Collect all the lines that mention the word "text".

--- ENTRIES SUPPLIED ---

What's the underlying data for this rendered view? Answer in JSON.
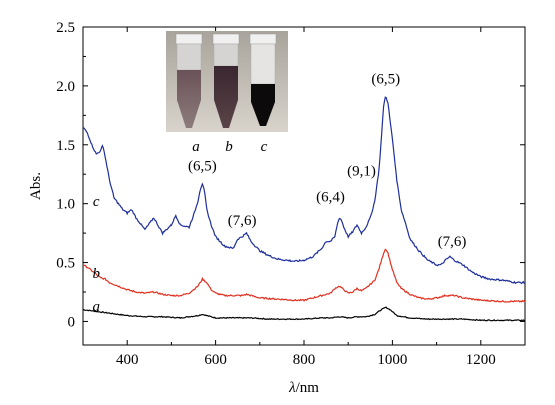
{
  "chart_data": {
    "type": "line",
    "xlabel_symbol": "λ",
    "xlabel_unit": "/nm",
    "ylabel": "Abs.",
    "xlim": [
      300,
      1300
    ],
    "ylim": [
      -0.2,
      2.5
    ],
    "xticks": [
      400,
      600,
      800,
      1000,
      1200
    ],
    "xtick_labels": [
      "400",
      "600",
      "800",
      "1000",
      "1200"
    ],
    "yticks": [
      0,
      0.5,
      1.0,
      1.5,
      2.0,
      2.5
    ],
    "ytick_labels": [
      "0",
      "0.5",
      "1.0",
      "1.5",
      "2.0",
      "2.5"
    ],
    "grid": false,
    "series": [
      {
        "name": "a",
        "color": "#000000",
        "x": [
          300,
          320,
          340,
          360,
          380,
          400,
          440,
          480,
          520,
          540,
          560,
          570,
          580,
          600,
          640,
          680,
          720,
          760,
          800,
          840,
          860,
          880,
          900,
          920,
          940,
          960,
          975,
          985,
          995,
          1010,
          1040,
          1080,
          1120,
          1160,
          1200,
          1250,
          1300
        ],
        "y": [
          0.1,
          0.09,
          0.08,
          0.07,
          0.06,
          0.05,
          0.04,
          0.04,
          0.03,
          0.04,
          0.05,
          0.06,
          0.05,
          0.03,
          0.03,
          0.03,
          0.02,
          0.02,
          0.02,
          0.03,
          0.03,
          0.04,
          0.03,
          0.04,
          0.04,
          0.06,
          0.1,
          0.12,
          0.1,
          0.05,
          0.03,
          0.02,
          0.02,
          0.02,
          0.01,
          0.01,
          0.01
        ]
      },
      {
        "name": "b",
        "color": "#e03020",
        "x": [
          300,
          310,
          320,
          330,
          340,
          350,
          360,
          380,
          400,
          420,
          440,
          460,
          480,
          500,
          520,
          540,
          560,
          570,
          580,
          590,
          600,
          620,
          640,
          660,
          670,
          680,
          700,
          740,
          780,
          800,
          820,
          840,
          860,
          870,
          880,
          890,
          900,
          910,
          920,
          930,
          940,
          960,
          970,
          980,
          985,
          990,
          1000,
          1010,
          1020,
          1040,
          1060,
          1080,
          1100,
          1120,
          1140,
          1160,
          1200,
          1250,
          1300
        ],
        "y": [
          0.48,
          0.46,
          0.43,
          0.4,
          0.37,
          0.36,
          0.33,
          0.3,
          0.27,
          0.25,
          0.24,
          0.25,
          0.23,
          0.22,
          0.22,
          0.24,
          0.3,
          0.36,
          0.33,
          0.27,
          0.24,
          0.22,
          0.22,
          0.22,
          0.23,
          0.22,
          0.2,
          0.19,
          0.18,
          0.18,
          0.2,
          0.22,
          0.24,
          0.28,
          0.3,
          0.27,
          0.24,
          0.25,
          0.28,
          0.26,
          0.28,
          0.35,
          0.45,
          0.58,
          0.62,
          0.58,
          0.44,
          0.33,
          0.28,
          0.23,
          0.2,
          0.19,
          0.2,
          0.22,
          0.22,
          0.2,
          0.18,
          0.17,
          0.17
        ]
      },
      {
        "name": "c",
        "color": "#1f2f9a",
        "x": [
          300,
          310,
          320,
          330,
          340,
          345,
          350,
          360,
          370,
          380,
          390,
          400,
          410,
          420,
          440,
          460,
          480,
          500,
          510,
          520,
          540,
          550,
          560,
          565,
          570,
          575,
          580,
          590,
          600,
          620,
          640,
          650,
          660,
          670,
          680,
          700,
          720,
          740,
          760,
          780,
          800,
          820,
          840,
          850,
          860,
          870,
          875,
          880,
          885,
          890,
          900,
          910,
          920,
          930,
          940,
          950,
          960,
          970,
          975,
          980,
          985,
          990,
          1000,
          1010,
          1020,
          1030,
          1040,
          1060,
          1080,
          1100,
          1110,
          1120,
          1130,
          1140,
          1160,
          1180,
          1200,
          1220,
          1250,
          1280,
          1300
        ],
        "y": [
          1.65,
          1.6,
          1.5,
          1.42,
          1.45,
          1.5,
          1.4,
          1.2,
          1.05,
          1.0,
          0.95,
          0.92,
          0.95,
          0.88,
          0.78,
          0.88,
          0.75,
          0.82,
          0.9,
          0.82,
          0.8,
          0.9,
          1.02,
          1.12,
          1.17,
          1.1,
          0.95,
          0.82,
          0.72,
          0.64,
          0.62,
          0.7,
          0.72,
          0.75,
          0.68,
          0.6,
          0.56,
          0.53,
          0.52,
          0.51,
          0.52,
          0.55,
          0.62,
          0.68,
          0.68,
          0.72,
          0.82,
          0.88,
          0.86,
          0.8,
          0.72,
          0.76,
          0.82,
          0.75,
          0.8,
          0.88,
          1.02,
          1.3,
          1.55,
          1.83,
          1.92,
          1.85,
          1.55,
          1.2,
          0.95,
          0.83,
          0.7,
          0.6,
          0.52,
          0.48,
          0.48,
          0.52,
          0.55,
          0.52,
          0.48,
          0.42,
          0.38,
          0.36,
          0.35,
          0.33,
          0.33
        ]
      }
    ],
    "annotations": [
      {
        "text": "(6,5)",
        "x": 570,
        "y": 1.28
      },
      {
        "text": "(7,6)",
        "x": 660,
        "y": 0.82
      },
      {
        "text": "(6,4)",
        "x": 860,
        "y": 1.02
      },
      {
        "text": "(9,1)",
        "x": 930,
        "y": 1.24
      },
      {
        "text": "(6,5)",
        "x": 985,
        "y": 2.02
      },
      {
        "text": "(7,6)",
        "x": 1135,
        "y": 0.64
      }
    ],
    "curve_labels": [
      {
        "text": "c",
        "x": 330,
        "y": 0.98
      },
      {
        "text": "b",
        "x": 330,
        "y": 0.37
      },
      {
        "text": "a",
        "x": 330,
        "y": 0.09
      }
    ],
    "inset": {
      "description_labels": [
        "a",
        "b",
        "c"
      ]
    }
  }
}
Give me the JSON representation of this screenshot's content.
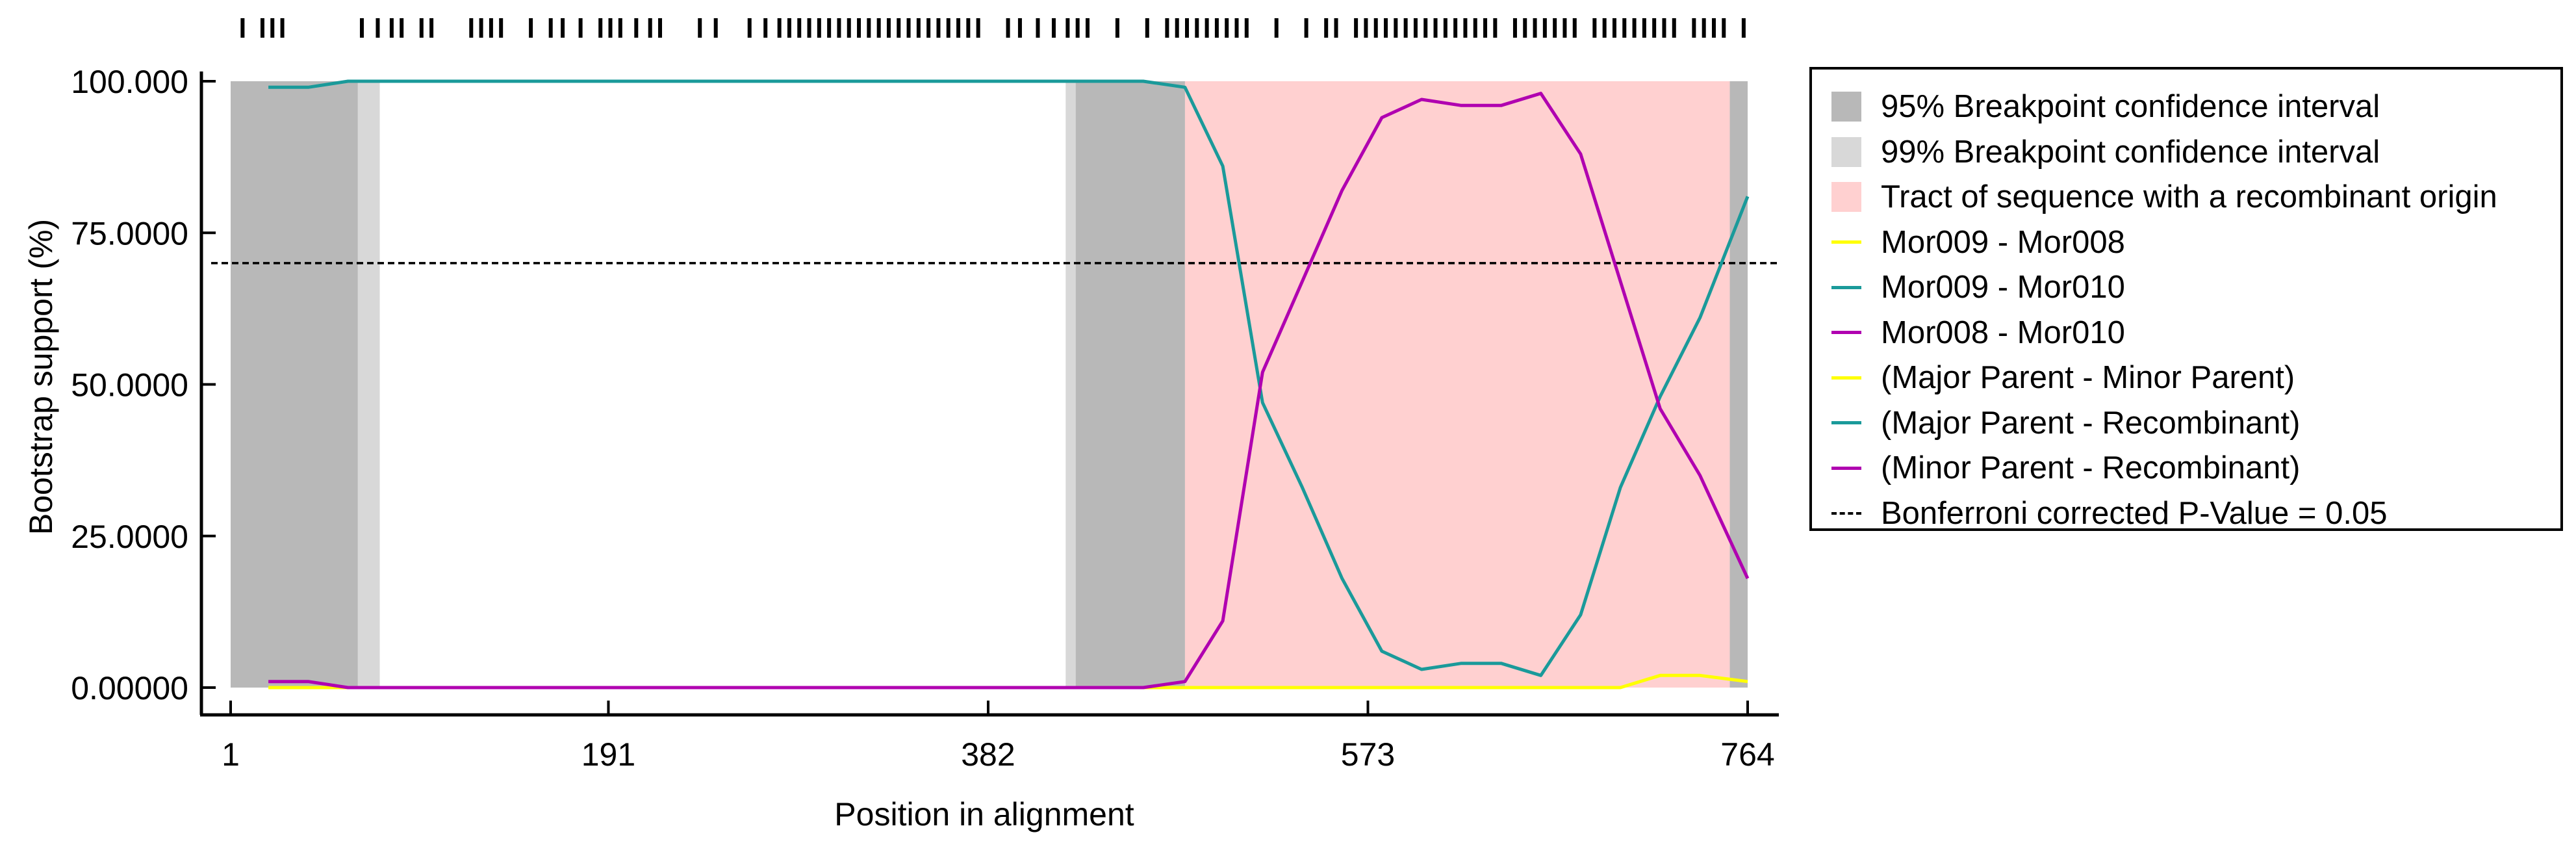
{
  "chart_data": {
    "type": "line",
    "xlabel": "Position in alignment",
    "ylabel": "Bootstrap support (%)",
    "xlim": [
      1,
      764
    ],
    "ylim": [
      0,
      100
    ],
    "x_ticks": [
      "1",
      "191",
      "382",
      "573",
      "764"
    ],
    "y_ticks": [
      "0.00000",
      "25.0000",
      "50.0000",
      "75.0000",
      "100.000"
    ],
    "grid": false,
    "legend_position": "right",
    "threshold": {
      "label": "Bonferroni corrected P-Value = 0.05",
      "value": 70
    },
    "regions": [
      {
        "label": "95% Breakpoint confidence interval",
        "color": "#b8b8b8",
        "spans": [
          [
            1,
            65
          ],
          [
            426,
            481
          ],
          [
            755,
            764
          ]
        ]
      },
      {
        "label": "99% Breakpoint confidence interval",
        "color": "#d8d8d8",
        "spans": [
          [
            65,
            76
          ],
          [
            421,
            426
          ]
        ]
      },
      {
        "label": "Tract of sequence with a recombinant origin",
        "color": "#ffd0d0",
        "spans": [
          [
            481,
            755
          ]
        ]
      }
    ],
    "series": [
      {
        "name": "Mor009 - Mor008",
        "color": "#ffff00",
        "x": [
          20,
          40,
          60,
          80,
          100,
          150,
          200,
          250,
          300,
          350,
          400,
          430,
          460,
          481,
          500,
          520,
          540,
          560,
          580,
          600,
          620,
          640,
          660,
          680,
          700,
          720,
          740,
          764
        ],
        "y": [
          0,
          0,
          0,
          0,
          0,
          0,
          0,
          0,
          0,
          0,
          0,
          0,
          0,
          0,
          0,
          0,
          0,
          0,
          0,
          0,
          0,
          0,
          0,
          0,
          0,
          2,
          2,
          1
        ]
      },
      {
        "name": "Mor009 - Mor010",
        "color": "#1a9a9a",
        "x": [
          20,
          40,
          60,
          80,
          100,
          150,
          200,
          250,
          300,
          350,
          400,
          430,
          460,
          481,
          500,
          520,
          540,
          560,
          580,
          600,
          620,
          640,
          660,
          680,
          700,
          720,
          740,
          764
        ],
        "y": [
          99,
          99,
          100,
          100,
          100,
          100,
          100,
          100,
          100,
          100,
          100,
          100,
          100,
          99,
          86,
          47,
          33,
          18,
          6,
          3,
          4,
          4,
          2,
          12,
          33,
          48,
          61,
          81
        ]
      },
      {
        "name": "Mor008 - Mor010",
        "color": "#b000b0",
        "x": [
          20,
          40,
          60,
          80,
          100,
          150,
          200,
          250,
          300,
          350,
          400,
          430,
          460,
          481,
          500,
          520,
          540,
          560,
          580,
          600,
          620,
          640,
          660,
          680,
          700,
          720,
          740,
          764
        ],
        "y": [
          1,
          1,
          0,
          0,
          0,
          0,
          0,
          0,
          0,
          0,
          0,
          0,
          0,
          1,
          11,
          52,
          67,
          82,
          94,
          97,
          96,
          96,
          98,
          88,
          67,
          46,
          35,
          18
        ]
      }
    ],
    "legend_entries": [
      {
        "label": "95% Breakpoint confidence interval",
        "kind": "box",
        "color": "#b8b8b8"
      },
      {
        "label": "99% Breakpoint confidence interval",
        "kind": "box",
        "color": "#d8d8d8"
      },
      {
        "label": "Tract of sequence with a recombinant origin",
        "kind": "box",
        "color": "#ffd0d0"
      },
      {
        "label": "Mor009 - Mor008",
        "kind": "line",
        "color": "#ffff00"
      },
      {
        "label": "Mor009 - Mor010",
        "kind": "line",
        "color": "#1a9a9a"
      },
      {
        "label": "Mor008 - Mor010",
        "kind": "line",
        "color": "#b000b0"
      },
      {
        "label": "(Major Parent - Minor Parent)",
        "kind": "line",
        "color": "#ffff00"
      },
      {
        "label": "(Major Parent - Recombinant)",
        "kind": "line",
        "color": "#1a9a9a"
      },
      {
        "label": "(Minor Parent - Recombinant)",
        "kind": "line",
        "color": "#b000b0"
      },
      {
        "label": "Bonferroni corrected P-Value = 0.05",
        "kind": "dashed",
        "color": "#000000"
      }
    ],
    "informative_sites": [
      7,
      17,
      22,
      27,
      67,
      75,
      82,
      87,
      97,
      102,
      122,
      127,
      132,
      137,
      152,
      162,
      168,
      177,
      187,
      192,
      197,
      205,
      212,
      217,
      237,
      245,
      262,
      270,
      277,
      282,
      287,
      292,
      297,
      302,
      307,
      312,
      317,
      322,
      327,
      332,
      337,
      342,
      347,
      352,
      357,
      362,
      367,
      372,
      377,
      392,
      398,
      407,
      415,
      422,
      427,
      432,
      447,
      462,
      472,
      477,
      482,
      487,
      492,
      497,
      502,
      507,
      512,
      527,
      542,
      552,
      557,
      567,
      572,
      577,
      582,
      587,
      592,
      597,
      602,
      607,
      612,
      617,
      622,
      627,
      632,
      637,
      647,
      652,
      657,
      662,
      667,
      672,
      677,
      687,
      692,
      697,
      702,
      707,
      712,
      717,
      722,
      727,
      737,
      742,
      747,
      752,
      762
    ]
  }
}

---

- **ANSWER TO THIS PROBLEM**:
        "text": "(6,5)",
        "text": "(7,6)",
        "text": "(6,4)",
        "text": "(9,1)",
        "text": "(6,5)",
        "text": "(7,6)",
        "text": "c",
        "text": "b",
        "text": "a",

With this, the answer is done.